Problem requirements: Leave out the pictures and repeat exactly the lines from the one containing "OCR this image." through the final line of the listing below.

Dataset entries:
------------------------

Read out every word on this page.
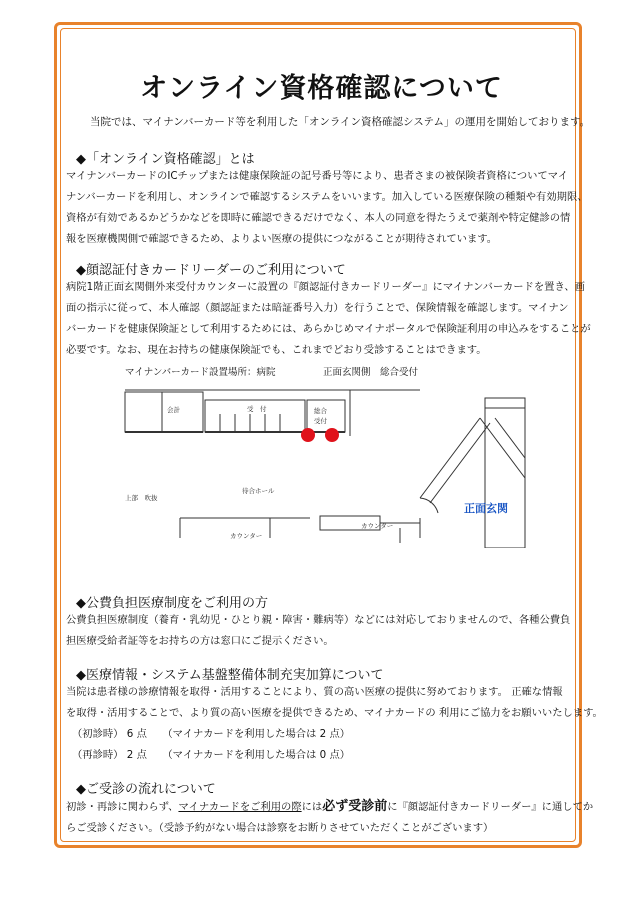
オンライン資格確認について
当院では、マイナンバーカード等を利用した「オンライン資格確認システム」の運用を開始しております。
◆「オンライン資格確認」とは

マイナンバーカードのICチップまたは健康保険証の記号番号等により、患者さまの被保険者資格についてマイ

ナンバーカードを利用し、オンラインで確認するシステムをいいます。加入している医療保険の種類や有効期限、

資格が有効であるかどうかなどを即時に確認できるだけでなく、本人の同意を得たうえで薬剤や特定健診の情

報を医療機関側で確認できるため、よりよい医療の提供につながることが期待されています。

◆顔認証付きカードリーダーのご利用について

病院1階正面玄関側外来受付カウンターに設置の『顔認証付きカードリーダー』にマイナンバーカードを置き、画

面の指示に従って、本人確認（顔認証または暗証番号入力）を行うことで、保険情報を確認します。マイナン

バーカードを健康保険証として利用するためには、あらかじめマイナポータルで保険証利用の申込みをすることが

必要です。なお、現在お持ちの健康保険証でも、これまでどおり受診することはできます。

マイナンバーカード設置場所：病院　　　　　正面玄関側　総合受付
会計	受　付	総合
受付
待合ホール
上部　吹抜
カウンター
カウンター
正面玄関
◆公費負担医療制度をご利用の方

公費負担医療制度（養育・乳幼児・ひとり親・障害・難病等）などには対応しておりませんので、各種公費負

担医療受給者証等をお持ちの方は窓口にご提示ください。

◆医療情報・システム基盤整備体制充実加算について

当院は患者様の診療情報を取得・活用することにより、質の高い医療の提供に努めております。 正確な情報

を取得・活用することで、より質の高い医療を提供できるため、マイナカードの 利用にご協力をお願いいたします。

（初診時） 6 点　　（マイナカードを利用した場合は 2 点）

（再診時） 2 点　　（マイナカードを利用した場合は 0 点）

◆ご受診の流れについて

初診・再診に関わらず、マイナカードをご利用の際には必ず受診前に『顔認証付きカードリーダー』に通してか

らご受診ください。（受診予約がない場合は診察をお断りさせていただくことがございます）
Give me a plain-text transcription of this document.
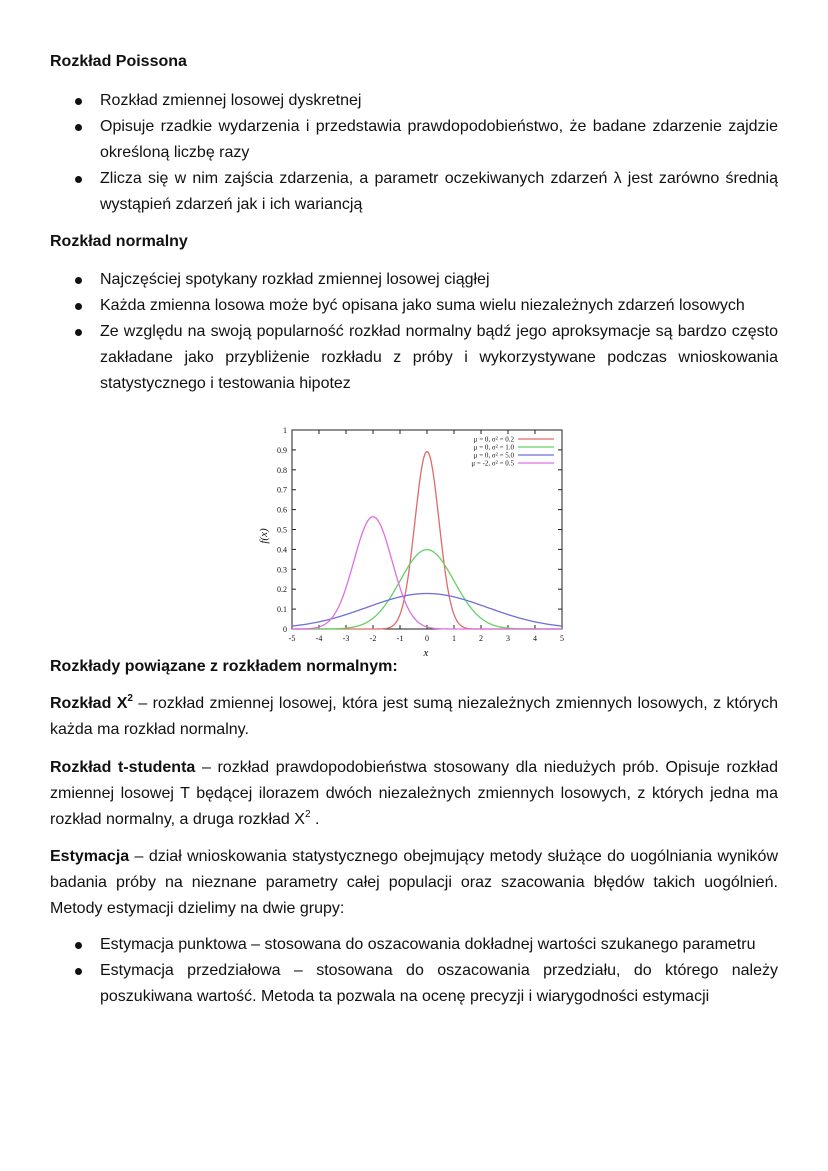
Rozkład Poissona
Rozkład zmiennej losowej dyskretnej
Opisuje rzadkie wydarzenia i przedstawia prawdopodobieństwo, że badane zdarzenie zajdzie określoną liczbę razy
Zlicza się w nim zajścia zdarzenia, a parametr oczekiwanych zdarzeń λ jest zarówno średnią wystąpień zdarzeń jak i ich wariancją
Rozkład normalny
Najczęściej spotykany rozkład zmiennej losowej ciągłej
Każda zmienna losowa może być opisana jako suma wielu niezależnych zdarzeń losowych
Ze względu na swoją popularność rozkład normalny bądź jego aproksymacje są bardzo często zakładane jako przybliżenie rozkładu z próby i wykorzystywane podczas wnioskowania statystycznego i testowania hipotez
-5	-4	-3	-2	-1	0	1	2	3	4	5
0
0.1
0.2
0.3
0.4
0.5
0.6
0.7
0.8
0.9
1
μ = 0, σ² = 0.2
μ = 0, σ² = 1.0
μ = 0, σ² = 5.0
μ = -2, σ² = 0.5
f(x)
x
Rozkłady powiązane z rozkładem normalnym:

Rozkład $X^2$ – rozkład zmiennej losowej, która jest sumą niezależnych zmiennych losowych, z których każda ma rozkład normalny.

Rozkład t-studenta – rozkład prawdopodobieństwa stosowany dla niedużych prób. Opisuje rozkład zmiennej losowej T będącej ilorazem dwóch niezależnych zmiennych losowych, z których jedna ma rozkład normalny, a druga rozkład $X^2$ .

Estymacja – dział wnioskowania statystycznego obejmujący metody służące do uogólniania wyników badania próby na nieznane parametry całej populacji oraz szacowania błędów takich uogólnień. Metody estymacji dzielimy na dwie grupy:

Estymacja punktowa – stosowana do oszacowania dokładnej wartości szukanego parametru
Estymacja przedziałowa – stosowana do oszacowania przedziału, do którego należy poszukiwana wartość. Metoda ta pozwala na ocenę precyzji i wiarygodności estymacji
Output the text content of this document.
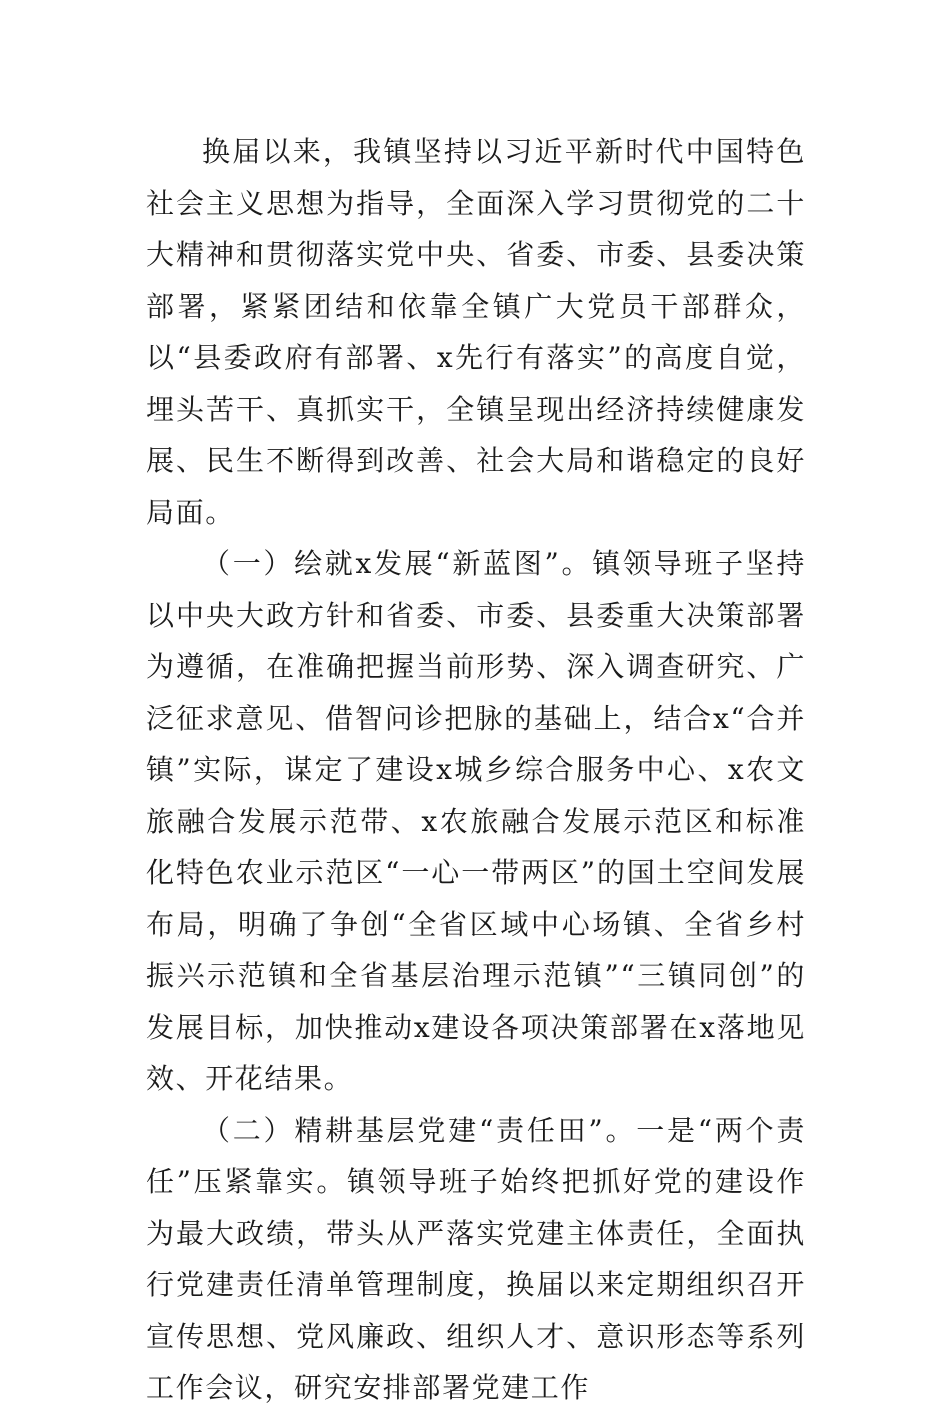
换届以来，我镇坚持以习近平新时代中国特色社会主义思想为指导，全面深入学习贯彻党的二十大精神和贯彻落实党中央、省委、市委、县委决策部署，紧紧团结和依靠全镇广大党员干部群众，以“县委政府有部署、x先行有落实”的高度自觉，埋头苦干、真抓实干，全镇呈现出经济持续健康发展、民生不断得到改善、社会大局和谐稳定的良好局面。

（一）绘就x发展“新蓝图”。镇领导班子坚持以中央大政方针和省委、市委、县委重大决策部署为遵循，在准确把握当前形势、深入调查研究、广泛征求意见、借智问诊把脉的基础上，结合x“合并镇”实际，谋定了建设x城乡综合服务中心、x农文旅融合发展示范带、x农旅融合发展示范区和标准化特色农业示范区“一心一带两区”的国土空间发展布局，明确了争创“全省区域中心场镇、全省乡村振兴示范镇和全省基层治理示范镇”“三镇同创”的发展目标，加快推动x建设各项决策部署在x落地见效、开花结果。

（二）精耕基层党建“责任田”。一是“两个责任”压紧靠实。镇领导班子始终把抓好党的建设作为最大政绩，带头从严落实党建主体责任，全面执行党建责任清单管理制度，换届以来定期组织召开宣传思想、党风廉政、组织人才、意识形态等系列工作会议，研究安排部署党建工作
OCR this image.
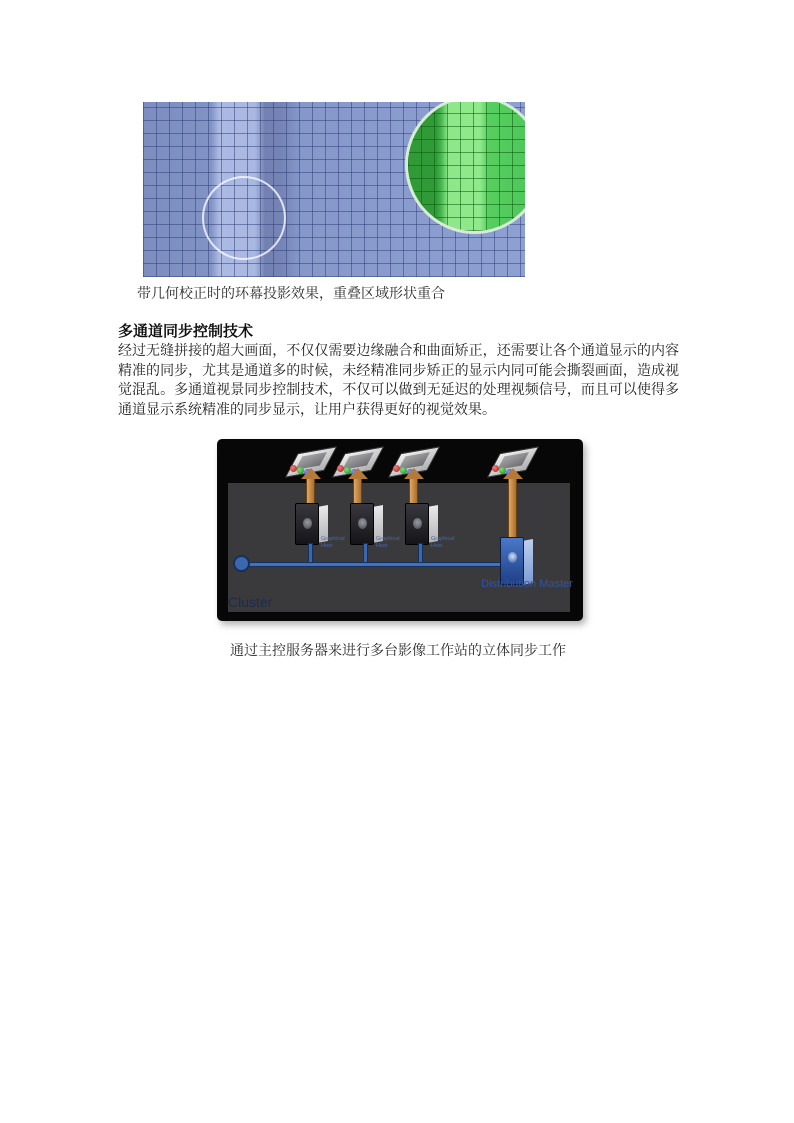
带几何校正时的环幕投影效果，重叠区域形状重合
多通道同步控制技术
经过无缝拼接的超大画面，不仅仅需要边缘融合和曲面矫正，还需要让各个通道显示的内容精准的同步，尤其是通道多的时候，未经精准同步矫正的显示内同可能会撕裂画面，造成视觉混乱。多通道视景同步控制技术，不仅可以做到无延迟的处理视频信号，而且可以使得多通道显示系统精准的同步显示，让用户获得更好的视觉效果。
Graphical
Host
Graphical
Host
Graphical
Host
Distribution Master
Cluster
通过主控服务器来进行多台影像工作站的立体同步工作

------------------------

Answer for the task:
OCR this image.
带几何校正时的环幕投影效果，重叠区域形状重合
多通道同步控制技术
经过无缝拼接的超大画面，不仅仅需要边缘融合和曲面矫正，还需要让各个通道显示的内容精准的同步，尤其是通道多的时候，未经精准同步矫正的显示内同可能会撕裂画面，造成视觉混乱。多通道视景同步控制技术，不仅可以做到无延迟的处理视频信号，而且可以使得多通道显示系统精准的同步显示，让用户获得更好的视觉效果。
Graphical
Host
Graphical
Host
Graphical
Host
Distribution Master
Cluster
通过主控服务器来进行多台影像工作站的立体同步工作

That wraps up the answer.